| WHAT YOU HAVE TO DO |
Print the whole listing, unchanged.
########################################
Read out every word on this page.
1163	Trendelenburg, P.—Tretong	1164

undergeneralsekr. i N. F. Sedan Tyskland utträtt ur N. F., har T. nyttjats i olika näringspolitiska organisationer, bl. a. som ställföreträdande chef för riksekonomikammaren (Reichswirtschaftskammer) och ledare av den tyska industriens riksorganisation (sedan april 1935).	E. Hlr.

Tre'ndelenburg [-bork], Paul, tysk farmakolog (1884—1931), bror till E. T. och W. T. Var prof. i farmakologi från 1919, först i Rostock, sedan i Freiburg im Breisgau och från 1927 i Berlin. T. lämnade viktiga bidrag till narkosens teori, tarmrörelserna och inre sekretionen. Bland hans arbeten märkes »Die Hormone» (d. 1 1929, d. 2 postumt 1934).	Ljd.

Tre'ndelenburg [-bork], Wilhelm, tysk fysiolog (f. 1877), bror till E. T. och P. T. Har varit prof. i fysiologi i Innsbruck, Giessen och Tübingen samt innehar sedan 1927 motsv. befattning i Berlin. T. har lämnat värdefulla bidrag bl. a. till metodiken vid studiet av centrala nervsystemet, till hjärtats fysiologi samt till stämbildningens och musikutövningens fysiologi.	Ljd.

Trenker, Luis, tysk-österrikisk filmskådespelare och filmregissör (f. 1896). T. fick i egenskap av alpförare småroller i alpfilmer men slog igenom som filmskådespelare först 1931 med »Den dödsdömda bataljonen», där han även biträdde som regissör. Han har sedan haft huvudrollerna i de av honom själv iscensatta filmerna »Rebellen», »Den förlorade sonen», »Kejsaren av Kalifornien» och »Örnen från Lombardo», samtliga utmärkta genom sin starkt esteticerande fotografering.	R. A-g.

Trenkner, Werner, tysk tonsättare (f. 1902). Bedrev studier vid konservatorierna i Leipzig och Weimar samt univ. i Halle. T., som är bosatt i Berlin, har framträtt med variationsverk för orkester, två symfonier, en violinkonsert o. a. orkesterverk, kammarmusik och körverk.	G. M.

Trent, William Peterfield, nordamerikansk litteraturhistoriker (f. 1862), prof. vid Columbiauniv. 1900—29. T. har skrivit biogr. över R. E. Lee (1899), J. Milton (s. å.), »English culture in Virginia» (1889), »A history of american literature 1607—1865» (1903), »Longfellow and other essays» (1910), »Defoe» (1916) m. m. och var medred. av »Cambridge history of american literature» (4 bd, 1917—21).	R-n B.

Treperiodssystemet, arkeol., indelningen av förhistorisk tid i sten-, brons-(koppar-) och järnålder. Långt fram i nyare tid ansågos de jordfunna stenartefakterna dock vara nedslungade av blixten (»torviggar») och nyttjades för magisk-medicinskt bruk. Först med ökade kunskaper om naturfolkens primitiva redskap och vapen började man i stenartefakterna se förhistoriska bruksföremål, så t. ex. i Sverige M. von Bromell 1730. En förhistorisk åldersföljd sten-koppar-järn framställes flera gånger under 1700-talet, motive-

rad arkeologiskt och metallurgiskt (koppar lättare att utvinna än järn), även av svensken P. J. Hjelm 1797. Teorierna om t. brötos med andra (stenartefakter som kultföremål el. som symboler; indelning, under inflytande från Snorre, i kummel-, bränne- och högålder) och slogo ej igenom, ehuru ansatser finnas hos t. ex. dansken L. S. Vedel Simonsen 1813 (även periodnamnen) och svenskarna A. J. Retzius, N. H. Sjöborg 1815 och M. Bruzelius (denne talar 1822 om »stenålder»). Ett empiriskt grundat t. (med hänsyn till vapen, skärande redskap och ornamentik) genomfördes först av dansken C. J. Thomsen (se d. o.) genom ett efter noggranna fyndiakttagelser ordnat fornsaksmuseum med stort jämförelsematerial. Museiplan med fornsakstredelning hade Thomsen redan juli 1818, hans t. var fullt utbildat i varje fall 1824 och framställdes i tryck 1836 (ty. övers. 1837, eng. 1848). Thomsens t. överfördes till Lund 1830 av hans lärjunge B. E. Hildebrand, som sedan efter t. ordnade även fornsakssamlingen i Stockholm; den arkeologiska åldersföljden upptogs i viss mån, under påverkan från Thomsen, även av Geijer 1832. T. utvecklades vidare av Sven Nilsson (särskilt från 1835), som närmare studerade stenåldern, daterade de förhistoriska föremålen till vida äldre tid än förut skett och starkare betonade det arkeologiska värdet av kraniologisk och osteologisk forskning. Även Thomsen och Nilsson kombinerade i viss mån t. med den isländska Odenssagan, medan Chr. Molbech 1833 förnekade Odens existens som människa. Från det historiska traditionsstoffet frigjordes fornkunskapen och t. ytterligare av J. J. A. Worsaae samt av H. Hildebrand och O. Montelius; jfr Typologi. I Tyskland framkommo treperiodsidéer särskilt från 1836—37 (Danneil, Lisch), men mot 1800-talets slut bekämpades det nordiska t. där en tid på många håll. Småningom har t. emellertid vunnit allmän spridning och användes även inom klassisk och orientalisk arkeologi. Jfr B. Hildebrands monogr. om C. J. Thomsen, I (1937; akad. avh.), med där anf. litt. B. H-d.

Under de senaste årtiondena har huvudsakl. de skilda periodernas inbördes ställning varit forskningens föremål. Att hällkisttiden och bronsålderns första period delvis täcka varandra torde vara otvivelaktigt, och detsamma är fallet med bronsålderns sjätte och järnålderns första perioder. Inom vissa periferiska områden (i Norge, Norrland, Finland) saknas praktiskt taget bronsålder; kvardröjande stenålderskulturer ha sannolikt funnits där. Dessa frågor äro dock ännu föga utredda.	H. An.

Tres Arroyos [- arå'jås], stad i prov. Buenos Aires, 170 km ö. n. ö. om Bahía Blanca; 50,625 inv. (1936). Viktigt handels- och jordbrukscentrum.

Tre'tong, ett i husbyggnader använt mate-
########################################
| WRITTEN SOLUTION |
Read out every word on this page.
1163	Trendelenburg, P.—Tretong	1164

undergeneralsekr. i N. F. Sedan Tyskland utträtt ur N. F., har T. nyttjats i olika näringspolitiska organisationer, bl. a. som ställföreträdande chef för riksekonomikammaren (Reichswirtschaftskammer) och ledare av den tyska industriens riksorganisation (sedan april 1935).	E. Hlr.

Tre'ndelenburg [-bork], Paul, tysk farmakolog (1884—1931), bror till E. T. och W. T. Var prof. i farmakologi från 1919, först i Rostock, sedan i Freiburg im Breisgau och från 1927 i Berlin. T. lämnade viktiga bidrag till narkosens teori, tarmrörelserna och inre sekretionen. Bland hans arbeten märkes »Die Hormone» (d. 1 1929, d. 2 postumt 1934).	Ljd.

Tre'ndelenburg [-bork], Wilhelm, tysk fysiolog (f. 1877), bror till E. T. och P. T. Har varit prof. i fysiologi i Innsbruck, Giessen och Tübingen samt innehar sedan 1927 motsv. befattning i Berlin. T. har lämnat värdefulla bidrag bl. a. till metodiken vid studiet av centrala nervsystemet, till hjärtats fysiologi samt till stämbildningens och musikutövningens fysiologi.	Ljd.

Trenker, Luis, tysk-österrikisk filmskådespelare och filmregissör (f. 1896). T. fick i egenskap av alpförare småroller i alpfilmer men slog igenom som filmskådespelare först 1931 med »Den dödsdömda bataljonen», där han även biträdde som regissör. Han har sedan haft huvudrollerna i de av honom själv iscensatta filmerna »Rebellen», »Den förlorade sonen», »Kejsaren av Kalifornien» och »Örnen från Lombardo», samtliga utmärkta genom sin starkt esteticerande fotografering.	R. A-g.

Trenkner, Werner, tysk tonsättare (f. 1902). Bedrev studier vid konservatorierna i Leipzig och Weimar samt univ. i Halle. T., som är bosatt i Berlin, har framträtt med variationsverk för orkester, två symfonier, en violinkonsert o. a. orkesterverk, kammarmusik och körverk.	G. M.

Trent, William Peterfield, nordamerikansk litteraturhistoriker (f. 1862), prof. vid Columbiauniv. 1900—29. T. har skrivit biogr. över R. E. Lee (1899), J. Milton (s. å.), »English culture in Virginia» (1889), »A history of american literature 1607—1865» (1903), »Longfellow and other essays» (1910), »Defoe» (1916) m. m. och var medred. av »Cambridge history of american literature» (4 bd, 1917—21).	R-n B.

Treperiodssystemet, arkeol., indelningen av förhistorisk tid i sten-, brons-(koppar-) och järnålder. Långt fram i nyare tid ansågos de jordfunna stenartefakterna dock vara nedslungade av blixten (»torviggar») och nyttjades för magisk-medicinskt bruk. Först med ökade kunskaper om naturfolkens primitiva redskap och vapen började man i stenartefakterna se förhistoriska bruksföremål, så t. ex. i Sverige M. von Bromell 1730. En förhistorisk åldersföljd sten-koppar-järn framställes flera gånger under 1700-talet, motive-

rad arkeologiskt och metallurgiskt (koppar lättare att utvinna än järn), även av svensken P. J. Hjelm 1797. Teorierna om t. brötos med andra (stenartefakter som kultföremål el. som symboler; indelning, under inflytande från Snorre, i kummel-, bränne- och högålder) och slogo ej igenom, ehuru ansatser finnas hos t. ex. dansken L. S. Vedel Simonsen 1813 (även periodnamnen) och svenskarna A. J. Retzius, N. H. Sjöborg 1815 och M. Bruzelius (denne talar 1822 om »stenålder»). Ett empiriskt grundat t. (med hänsyn till vapen, skärande redskap och ornamentik) genomfördes först av dansken C. J. Thomsen (se d. o.) genom ett efter noggranna fyndiakttagelser ordnat fornsaksmuseum med stort jämförelsematerial. Museiplan med fornsakstredelning hade Thomsen redan juli 1818, hans t. var fullt utbildat i varje fall 1824 och framställdes i tryck 1836 (ty. övers. 1837, eng. 1848). Thomsens t. överfördes till Lund 1830 av hans lärjunge B. E. Hildebrand, som sedan efter t. ordnade även fornsakssamlingen i Stockholm; den arkeologiska åldersföljden upptogs i viss mån, under påverkan från Thomsen, även av Geijer 1832. T. utvecklades vidare av Sven Nilsson (särskilt från 1835), som närmare studerade stenåldern, daterade de förhistoriska föremålen till vida äldre tid än förut skett och starkare betonade det arkeologiska värdet av kraniologisk och osteologisk forskning. Även Thomsen och Nilsson kombinerade i viss mån t. med den isländska Odenssagan, medan Chr. Molbech 1833 förnekade Odens existens som människa. Från det historiska traditionsstoffet frigjordes fornkunskapen och t. ytterligare av J. J. A. Worsaae samt av H. Hildebrand och O. Montelius; jfr Typologi. I Tyskland framkommo treperiodsidéer särskilt från 1836—37 (Danneil, Lisch), men mot 1800-talets slut bekämpades det nordiska t. där en tid på många håll. Småningom har t. emellertid vunnit allmän spridning och användes även inom klassisk och orientalisk arkeologi. Jfr B. Hildebrands monogr. om C. J. Thomsen, I (1937; akad. avh.), med där anf. litt. B. H-d.

Under de senaste årtiondena har huvudsakl. de skilda periodernas inbördes ställning varit forskningens föremål. Att hällkisttiden och bronsålderns första period delvis täcka varandra torde vara otvivelaktigt, och detsamma är fallet med bronsålderns sjätte och järnålderns första perioder. Inom vissa periferiska områden (i Norge, Norrland, Finland) saknas praktiskt taget bronsålder; kvardröjande stenålderskulturer ha sannolikt funnits där. Dessa frågor äro dock ännu föga utredda.	H. An.

Tres Arroyos [- arå'jås], stad i prov. Buenos Aires, 170 km ö. n. ö. om Bahía Blanca; 50,625 inv. (1936). Viktigt handels- och jordbrukscentrum.

Tre'tong, ett i husbyggnader använt mate-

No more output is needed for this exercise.